WHAT NEEDS TO BE DONE
Copy the entries below word for word, starting at the first line and ending with the line that contains "table-cell: 410 (303, 97, 392, 129)".

DATA TO USE
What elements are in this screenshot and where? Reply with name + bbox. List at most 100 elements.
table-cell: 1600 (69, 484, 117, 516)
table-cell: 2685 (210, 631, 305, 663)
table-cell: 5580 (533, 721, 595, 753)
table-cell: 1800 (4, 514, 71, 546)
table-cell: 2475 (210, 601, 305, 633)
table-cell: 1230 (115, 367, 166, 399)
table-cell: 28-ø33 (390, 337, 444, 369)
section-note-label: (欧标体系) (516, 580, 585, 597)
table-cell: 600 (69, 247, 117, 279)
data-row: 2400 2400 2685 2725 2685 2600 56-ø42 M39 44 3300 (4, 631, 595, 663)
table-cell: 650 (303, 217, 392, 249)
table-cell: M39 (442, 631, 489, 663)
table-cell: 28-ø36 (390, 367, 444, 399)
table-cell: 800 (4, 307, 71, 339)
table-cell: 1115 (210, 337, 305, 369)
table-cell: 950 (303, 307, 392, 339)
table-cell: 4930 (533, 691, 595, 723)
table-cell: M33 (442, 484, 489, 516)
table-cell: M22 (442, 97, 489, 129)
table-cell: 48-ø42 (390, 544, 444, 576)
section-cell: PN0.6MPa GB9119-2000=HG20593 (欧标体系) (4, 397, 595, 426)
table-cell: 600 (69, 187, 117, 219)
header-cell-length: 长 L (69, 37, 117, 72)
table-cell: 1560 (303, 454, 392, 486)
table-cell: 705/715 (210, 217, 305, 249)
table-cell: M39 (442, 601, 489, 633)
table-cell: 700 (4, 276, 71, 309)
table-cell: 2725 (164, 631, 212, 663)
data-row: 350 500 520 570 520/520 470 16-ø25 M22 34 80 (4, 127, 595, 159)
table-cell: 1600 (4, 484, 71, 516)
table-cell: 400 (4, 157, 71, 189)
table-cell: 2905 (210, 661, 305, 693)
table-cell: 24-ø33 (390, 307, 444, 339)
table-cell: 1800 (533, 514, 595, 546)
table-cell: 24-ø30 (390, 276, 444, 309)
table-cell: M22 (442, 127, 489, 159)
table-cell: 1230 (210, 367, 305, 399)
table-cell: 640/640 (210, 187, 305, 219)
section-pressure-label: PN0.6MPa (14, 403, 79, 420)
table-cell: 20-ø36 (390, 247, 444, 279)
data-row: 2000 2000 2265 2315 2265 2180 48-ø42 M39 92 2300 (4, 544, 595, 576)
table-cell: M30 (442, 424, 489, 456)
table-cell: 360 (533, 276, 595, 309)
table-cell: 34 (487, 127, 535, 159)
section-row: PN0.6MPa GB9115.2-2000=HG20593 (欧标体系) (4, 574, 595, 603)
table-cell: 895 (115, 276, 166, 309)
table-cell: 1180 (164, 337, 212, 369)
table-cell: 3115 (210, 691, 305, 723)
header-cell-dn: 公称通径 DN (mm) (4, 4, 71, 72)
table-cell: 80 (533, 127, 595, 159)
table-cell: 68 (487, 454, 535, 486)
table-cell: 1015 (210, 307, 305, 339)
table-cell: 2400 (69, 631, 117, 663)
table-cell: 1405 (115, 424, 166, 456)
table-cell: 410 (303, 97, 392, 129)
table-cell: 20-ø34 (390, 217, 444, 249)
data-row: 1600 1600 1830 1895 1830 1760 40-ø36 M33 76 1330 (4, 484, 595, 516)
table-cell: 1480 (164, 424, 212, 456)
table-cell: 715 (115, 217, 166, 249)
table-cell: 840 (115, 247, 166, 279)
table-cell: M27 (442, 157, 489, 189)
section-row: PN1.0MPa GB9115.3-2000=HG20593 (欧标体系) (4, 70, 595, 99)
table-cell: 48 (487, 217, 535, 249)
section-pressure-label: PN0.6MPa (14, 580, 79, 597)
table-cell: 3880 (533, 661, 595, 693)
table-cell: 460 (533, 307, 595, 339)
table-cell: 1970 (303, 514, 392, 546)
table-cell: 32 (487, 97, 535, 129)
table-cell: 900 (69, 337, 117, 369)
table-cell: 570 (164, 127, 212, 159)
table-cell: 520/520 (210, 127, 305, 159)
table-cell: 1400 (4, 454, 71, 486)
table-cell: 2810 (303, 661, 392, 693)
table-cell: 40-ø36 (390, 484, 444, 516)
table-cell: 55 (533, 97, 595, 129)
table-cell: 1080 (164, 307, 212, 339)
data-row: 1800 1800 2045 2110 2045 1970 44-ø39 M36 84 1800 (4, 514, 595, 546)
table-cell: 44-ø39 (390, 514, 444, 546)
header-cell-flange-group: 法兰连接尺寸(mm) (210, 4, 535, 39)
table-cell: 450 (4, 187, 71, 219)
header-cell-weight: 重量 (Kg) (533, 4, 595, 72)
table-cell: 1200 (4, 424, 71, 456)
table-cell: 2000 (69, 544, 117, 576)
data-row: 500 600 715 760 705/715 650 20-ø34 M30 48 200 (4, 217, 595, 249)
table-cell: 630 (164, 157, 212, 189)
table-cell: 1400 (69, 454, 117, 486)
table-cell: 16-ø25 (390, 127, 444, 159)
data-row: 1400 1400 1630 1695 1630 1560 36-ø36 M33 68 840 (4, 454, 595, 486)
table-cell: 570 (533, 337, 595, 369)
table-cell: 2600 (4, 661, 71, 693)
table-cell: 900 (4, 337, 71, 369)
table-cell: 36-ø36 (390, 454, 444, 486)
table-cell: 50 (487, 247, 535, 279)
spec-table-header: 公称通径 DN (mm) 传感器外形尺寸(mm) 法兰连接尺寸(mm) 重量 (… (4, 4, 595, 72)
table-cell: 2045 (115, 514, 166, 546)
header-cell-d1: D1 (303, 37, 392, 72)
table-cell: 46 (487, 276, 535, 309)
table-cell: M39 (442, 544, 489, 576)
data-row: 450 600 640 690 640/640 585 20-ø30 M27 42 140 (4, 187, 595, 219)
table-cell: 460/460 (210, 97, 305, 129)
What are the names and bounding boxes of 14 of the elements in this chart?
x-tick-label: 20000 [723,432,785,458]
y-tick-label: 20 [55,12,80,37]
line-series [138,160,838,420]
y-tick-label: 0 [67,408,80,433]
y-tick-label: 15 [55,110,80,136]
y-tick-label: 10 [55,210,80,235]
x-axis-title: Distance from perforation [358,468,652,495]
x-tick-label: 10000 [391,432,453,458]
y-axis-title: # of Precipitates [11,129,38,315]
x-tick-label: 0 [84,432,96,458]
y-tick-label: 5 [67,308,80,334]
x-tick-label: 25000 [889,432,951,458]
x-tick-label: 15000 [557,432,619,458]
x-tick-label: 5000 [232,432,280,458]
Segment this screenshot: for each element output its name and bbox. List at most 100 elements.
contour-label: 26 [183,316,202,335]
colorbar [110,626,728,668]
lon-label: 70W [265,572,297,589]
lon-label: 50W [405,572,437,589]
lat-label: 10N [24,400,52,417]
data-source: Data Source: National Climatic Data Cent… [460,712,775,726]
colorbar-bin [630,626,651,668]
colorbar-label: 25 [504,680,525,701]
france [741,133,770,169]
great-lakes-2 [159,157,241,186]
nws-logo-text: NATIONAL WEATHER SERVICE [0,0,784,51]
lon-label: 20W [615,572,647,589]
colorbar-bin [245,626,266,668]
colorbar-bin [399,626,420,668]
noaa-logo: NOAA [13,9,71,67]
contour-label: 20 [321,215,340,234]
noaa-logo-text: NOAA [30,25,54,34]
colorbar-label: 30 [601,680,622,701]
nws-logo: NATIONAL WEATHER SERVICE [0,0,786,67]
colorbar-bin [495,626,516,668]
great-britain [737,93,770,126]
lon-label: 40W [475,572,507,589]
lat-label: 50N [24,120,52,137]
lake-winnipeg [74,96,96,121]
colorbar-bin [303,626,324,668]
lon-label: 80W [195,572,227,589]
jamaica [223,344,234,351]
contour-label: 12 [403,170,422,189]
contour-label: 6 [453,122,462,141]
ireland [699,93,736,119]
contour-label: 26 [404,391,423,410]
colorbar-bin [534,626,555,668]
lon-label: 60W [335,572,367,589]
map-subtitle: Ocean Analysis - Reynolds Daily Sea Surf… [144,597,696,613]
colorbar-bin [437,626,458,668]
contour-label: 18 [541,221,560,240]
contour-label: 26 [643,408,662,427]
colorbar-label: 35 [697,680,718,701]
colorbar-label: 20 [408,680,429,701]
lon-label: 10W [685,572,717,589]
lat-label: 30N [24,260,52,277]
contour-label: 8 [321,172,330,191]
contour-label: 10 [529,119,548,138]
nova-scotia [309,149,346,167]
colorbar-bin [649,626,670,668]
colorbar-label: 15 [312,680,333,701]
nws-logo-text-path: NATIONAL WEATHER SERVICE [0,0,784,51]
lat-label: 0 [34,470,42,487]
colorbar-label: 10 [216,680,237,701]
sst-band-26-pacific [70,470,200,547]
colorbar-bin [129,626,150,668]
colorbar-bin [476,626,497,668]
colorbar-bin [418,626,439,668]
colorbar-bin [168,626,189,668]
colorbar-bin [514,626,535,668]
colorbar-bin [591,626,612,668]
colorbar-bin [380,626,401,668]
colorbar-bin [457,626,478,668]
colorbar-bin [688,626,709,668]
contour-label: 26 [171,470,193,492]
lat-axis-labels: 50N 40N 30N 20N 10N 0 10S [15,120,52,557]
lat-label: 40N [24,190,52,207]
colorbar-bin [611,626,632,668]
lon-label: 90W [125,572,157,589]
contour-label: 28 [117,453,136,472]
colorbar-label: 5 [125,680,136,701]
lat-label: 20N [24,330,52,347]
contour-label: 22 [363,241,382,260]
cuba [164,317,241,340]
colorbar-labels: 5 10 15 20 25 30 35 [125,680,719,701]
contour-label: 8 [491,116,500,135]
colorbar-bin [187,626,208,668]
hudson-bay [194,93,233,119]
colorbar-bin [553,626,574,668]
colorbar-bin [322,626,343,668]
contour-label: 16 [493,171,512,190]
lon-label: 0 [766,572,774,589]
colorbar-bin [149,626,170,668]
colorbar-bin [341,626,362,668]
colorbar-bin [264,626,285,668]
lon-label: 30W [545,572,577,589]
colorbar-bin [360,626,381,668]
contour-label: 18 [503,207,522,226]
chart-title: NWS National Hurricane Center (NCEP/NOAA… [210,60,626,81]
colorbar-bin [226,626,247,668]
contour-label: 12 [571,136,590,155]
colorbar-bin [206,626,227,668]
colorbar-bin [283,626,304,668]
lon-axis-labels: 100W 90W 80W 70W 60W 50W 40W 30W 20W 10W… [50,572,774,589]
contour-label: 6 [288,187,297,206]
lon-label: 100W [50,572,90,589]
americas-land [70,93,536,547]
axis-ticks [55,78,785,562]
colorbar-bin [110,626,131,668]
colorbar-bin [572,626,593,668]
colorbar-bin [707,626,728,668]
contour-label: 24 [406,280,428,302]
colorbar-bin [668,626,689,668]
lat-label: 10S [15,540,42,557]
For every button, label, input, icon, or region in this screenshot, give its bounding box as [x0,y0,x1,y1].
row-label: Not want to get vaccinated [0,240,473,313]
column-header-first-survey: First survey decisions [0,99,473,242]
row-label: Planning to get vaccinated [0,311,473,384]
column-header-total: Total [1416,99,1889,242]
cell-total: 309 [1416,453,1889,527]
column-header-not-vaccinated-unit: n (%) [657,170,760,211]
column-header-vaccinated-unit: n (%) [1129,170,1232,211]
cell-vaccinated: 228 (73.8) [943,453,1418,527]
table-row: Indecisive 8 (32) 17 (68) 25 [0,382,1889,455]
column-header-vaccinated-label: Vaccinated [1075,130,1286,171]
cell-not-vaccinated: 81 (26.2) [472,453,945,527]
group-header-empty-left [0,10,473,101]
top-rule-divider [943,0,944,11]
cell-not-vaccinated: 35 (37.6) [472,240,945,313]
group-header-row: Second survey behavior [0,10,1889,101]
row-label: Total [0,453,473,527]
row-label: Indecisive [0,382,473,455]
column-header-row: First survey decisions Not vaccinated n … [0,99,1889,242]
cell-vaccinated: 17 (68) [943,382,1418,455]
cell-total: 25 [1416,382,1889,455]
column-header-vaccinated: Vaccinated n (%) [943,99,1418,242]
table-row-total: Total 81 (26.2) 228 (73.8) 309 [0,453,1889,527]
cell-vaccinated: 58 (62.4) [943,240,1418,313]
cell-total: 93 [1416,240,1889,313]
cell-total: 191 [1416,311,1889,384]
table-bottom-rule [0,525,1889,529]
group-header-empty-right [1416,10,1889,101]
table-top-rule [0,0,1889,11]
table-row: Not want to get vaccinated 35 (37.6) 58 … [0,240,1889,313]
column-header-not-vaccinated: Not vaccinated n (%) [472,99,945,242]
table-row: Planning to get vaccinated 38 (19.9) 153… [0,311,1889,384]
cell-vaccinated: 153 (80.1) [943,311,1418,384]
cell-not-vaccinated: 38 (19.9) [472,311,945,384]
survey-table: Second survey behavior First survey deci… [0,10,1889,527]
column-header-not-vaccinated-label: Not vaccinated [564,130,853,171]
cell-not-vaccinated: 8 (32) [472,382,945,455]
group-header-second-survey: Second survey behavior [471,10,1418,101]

WRITTEN REPLY
What elements are in this screenshot and where? Reply with name + bbox. List at most 100 elements.
table-cell: 1600 (69, 484, 117, 516)
table-cell: 2685 (210, 631, 305, 663)
table-cell: 5580 (533, 721, 595, 753)
table-cell: 1800 (4, 514, 71, 546)
table-cell: 2475 (210, 601, 305, 633)
table-cell: 1230 (115, 367, 166, 399)
table-cell: 28-ø33 (390, 337, 444, 369)
section-note-label: (欧标体系) (516, 580, 585, 597)
table-cell: 600 (69, 247, 117, 279)
data-row: 2400 2400 2685 2725 2685 2600 56-ø42 M39 44 3300 (4, 631, 595, 663)
table-cell: 650 (303, 217, 392, 249)
table-cell: M39 (442, 631, 489, 663)
table-cell: 28-ø36 (390, 367, 444, 399)
table-cell: 800 (4, 307, 71, 339)
table-cell: 1115 (210, 337, 305, 369)
table-cell: 950 (303, 307, 392, 339)
table-cell: 4930 (533, 691, 595, 723)
table-cell: M33 (442, 484, 489, 516)
table-cell: M22 (442, 97, 489, 129)
table-cell: 48-ø42 (390, 544, 444, 576)
section-cell: PN0.6MPa GB9119-2000=HG20593 (欧标体系) (4, 397, 595, 426)
table-cell: 600 (69, 187, 117, 219)
header-cell-length: 长 L (69, 37, 117, 72)
table-cell: 1560 (303, 454, 392, 486)
table-cell: 705/715 (210, 217, 305, 249)
table-cell: M39 (442, 601, 489, 633)
table-cell: 700 (4, 276, 71, 309)
table-cell: 2725 (164, 631, 212, 663)
data-row: 350 500 520 570 520/520 470 16-ø25 M22 34 80 (4, 127, 595, 159)
table-cell: 1600 (4, 484, 71, 516)
table-cell: 400 (4, 157, 71, 189)
table-cell: 2905 (210, 661, 305, 693)
table-cell: 24-ø33 (390, 307, 444, 339)
table-cell: 1800 (533, 514, 595, 546)
table-cell: 24-ø30 (390, 276, 444, 309)
table-cell: M22 (442, 127, 489, 159)
table-cell: 1230 (210, 367, 305, 399)
table-cell: 640/640 (210, 187, 305, 219)
section-pressure-label: PN0.6MPa (14, 403, 79, 420)
table-cell: 20-ø36 (390, 247, 444, 279)
data-row: 2000 2000 2265 2315 2265 2180 48-ø42 M39 92 2300 (4, 544, 595, 576)
table-cell: M30 (442, 424, 489, 456)
table-cell: 360 (533, 276, 595, 309)
table-cell: 34 (487, 127, 535, 159)
section-row: PN0.6MPa GB9115.2-2000=HG20593 (欧标体系) (4, 574, 595, 603)
table-cell: 895 (115, 276, 166, 309)
table-cell: 1180 (164, 337, 212, 369)
table-cell: 3115 (210, 691, 305, 723)
header-cell-dn: 公称通径 DN (mm) (4, 4, 71, 72)
table-cell: 80 (533, 127, 595, 159)
table-cell: 68 (487, 454, 535, 486)
table-cell: 1015 (210, 307, 305, 339)
table-cell: 2400 (69, 631, 117, 663)
table-cell: 1405 (115, 424, 166, 456)
table-cell: 410 (303, 97, 392, 129)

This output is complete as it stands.